### Direction:
The data below must be copied in full and without any change.
▬▬▬▬▬▬▬▬▬▬
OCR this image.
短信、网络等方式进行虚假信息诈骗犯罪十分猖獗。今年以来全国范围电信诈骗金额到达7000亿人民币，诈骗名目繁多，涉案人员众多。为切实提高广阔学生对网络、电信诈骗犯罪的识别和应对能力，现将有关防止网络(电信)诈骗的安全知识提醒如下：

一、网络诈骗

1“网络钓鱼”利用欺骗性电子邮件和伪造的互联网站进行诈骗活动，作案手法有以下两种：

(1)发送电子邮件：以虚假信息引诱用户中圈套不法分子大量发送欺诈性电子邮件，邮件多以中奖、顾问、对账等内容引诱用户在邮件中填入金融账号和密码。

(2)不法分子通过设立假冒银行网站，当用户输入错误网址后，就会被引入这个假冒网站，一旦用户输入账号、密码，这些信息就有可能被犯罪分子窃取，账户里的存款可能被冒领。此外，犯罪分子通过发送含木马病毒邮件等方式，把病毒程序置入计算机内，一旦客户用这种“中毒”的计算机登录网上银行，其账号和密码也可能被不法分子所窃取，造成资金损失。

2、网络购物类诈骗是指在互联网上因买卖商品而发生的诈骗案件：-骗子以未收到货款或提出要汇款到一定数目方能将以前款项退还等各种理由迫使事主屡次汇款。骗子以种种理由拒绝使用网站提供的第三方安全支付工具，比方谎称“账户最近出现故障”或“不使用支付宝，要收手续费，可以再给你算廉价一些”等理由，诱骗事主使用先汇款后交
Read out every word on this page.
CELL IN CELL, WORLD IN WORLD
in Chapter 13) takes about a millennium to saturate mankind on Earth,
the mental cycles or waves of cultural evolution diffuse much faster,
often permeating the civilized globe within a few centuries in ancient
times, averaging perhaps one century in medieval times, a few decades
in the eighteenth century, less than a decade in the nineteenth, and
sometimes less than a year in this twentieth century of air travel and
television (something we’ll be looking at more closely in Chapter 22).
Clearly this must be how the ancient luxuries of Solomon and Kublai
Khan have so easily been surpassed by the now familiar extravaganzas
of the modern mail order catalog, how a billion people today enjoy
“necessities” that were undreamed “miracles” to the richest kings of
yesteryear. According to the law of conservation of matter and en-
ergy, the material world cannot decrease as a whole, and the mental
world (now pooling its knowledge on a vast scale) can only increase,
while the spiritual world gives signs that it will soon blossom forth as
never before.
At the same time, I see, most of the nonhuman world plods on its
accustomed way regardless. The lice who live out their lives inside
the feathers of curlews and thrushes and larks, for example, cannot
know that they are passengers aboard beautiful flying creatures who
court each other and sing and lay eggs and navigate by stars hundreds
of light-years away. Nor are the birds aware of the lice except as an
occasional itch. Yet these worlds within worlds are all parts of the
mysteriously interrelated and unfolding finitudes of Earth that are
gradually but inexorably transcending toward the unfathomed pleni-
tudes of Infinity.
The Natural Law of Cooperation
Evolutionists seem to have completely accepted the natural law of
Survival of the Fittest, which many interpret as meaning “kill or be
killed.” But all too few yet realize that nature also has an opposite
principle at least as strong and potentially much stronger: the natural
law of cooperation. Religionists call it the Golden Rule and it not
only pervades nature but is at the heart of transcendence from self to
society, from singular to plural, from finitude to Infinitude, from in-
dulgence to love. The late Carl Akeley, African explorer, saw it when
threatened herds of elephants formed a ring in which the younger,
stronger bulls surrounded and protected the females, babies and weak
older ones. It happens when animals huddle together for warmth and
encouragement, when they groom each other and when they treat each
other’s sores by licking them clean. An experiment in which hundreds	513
▬▬▬▬▬▬▬▬▬▬
### Answer to this task:
OCR this image.
短信、网络等方式进行虚假信息诈骗犯罪十分猖獗。今年以来全国范围电信诈骗金额到达7000亿人民币，诈骗名目繁多，涉案人员众多。为切实提高广阔学生对网络、电信诈骗犯罪的识别和应对能力，现将有关防止网络(电信)诈骗的安全知识提醒如下：

一、网络诈骗

1“网络钓鱼”利用欺骗性电子邮件和伪造的互联网站进行诈骗活动，作案手法有以下两种：

(1)发送电子邮件：以虚假信息引诱用户中圈套不法分子大量发送欺诈性电子邮件，邮件多以中奖、顾问、对账等内容引诱用户在邮件中填入金融账号和密码。

(2)不法分子通过设立假冒银行网站，当用户输入错误网址后，就会被引入这个假冒网站，一旦用户输入账号、密码，这些信息就有可能被犯罪分子窃取，账户里的存款可能被冒领。此外，犯罪分子通过发送含木马病毒邮件等方式，把病毒程序置入计算机内，一旦客户用这种“中毒”的计算机登录网上银行，其账号和密码也可能被不法分子所窃取，造成资金损失。

2、网络购物类诈骗是指在互联网上因买卖商品而发生的诈骗案件：-骗子以未收到货款或提出要汇款到一定数目方能将以前款项退还等各种理由迫使事主屡次汇款。骗子以种种理由拒绝使用网站提供的第三方安全支付工具，比方谎称“账户最近出现故障”或“不使用支付宝，要收手续费，可以再给你算廉价一些”等理由，诱骗事主使用先汇款后交
Read out every word on this page.
CELL IN CELL, WORLD IN WORLD
in Chapter 13) takes about a millennium to saturate mankind on Earth,
the mental cycles or waves of cultural evolution diffuse much faster,
often permeating the civilized globe within a few centuries in ancient
times, averaging perhaps one century in medieval times, a few decades
in the eighteenth century, less than a decade in the nineteenth, and
sometimes less than a year in this twentieth century of air travel and
television (something we’ll be looking at more closely in Chapter 22).
Clearly this must be how the ancient luxuries of Solomon and Kublai
Khan have so easily been surpassed by the now familiar extravaganzas
of the modern mail order catalog, how a billion people today enjoy
“necessities” that were undreamed “miracles” to the richest kings of
yesteryear. According to the law of conservation of matter and en-
ergy, the material world cannot decrease as a whole, and the mental
world (now pooling its knowledge on a vast scale) can only increase,
while the spiritual world gives signs that it will soon blossom forth as
never before.
At the same time, I see, most of the nonhuman world plods on its
accustomed way regardless. The lice who live out their lives inside
the feathers of curlews and thrushes and larks, for example, cannot
know that they are passengers aboard beautiful flying creatures who
court each other and sing and lay eggs and navigate by stars hundreds
of light-years away. Nor are the birds aware of the lice except as an
occasional itch. Yet these worlds within worlds are all parts of the
mysteriously interrelated and unfolding finitudes of Earth that are
gradually but inexorably transcending toward the unfathomed pleni-
tudes of Infinity.
The Natural Law of Cooperation
Evolutionists seem to have completely accepted the natural law of
Survival of the Fittest, which many interpret as meaning “kill or be
killed.” But all too few yet realize that nature also has an opposite
principle at least as strong and potentially much stronger: the natural
law of cooperation. Religionists call it the Golden Rule and it not
only pervades nature but is at the heart of transcendence from self to
society, from singular to plural, from finitude to Infinitude, from in-
dulgence to love. The late Carl Akeley, African explorer, saw it when
threatened herds of elephants formed a ring in which the younger,
stronger bulls surrounded and protected the females, babies and weak
older ones. It happens when animals huddle together for warmth and
encouragement, when they groom each other and when they treat each
other’s sores by licking them clean. An experiment in which hundreds	513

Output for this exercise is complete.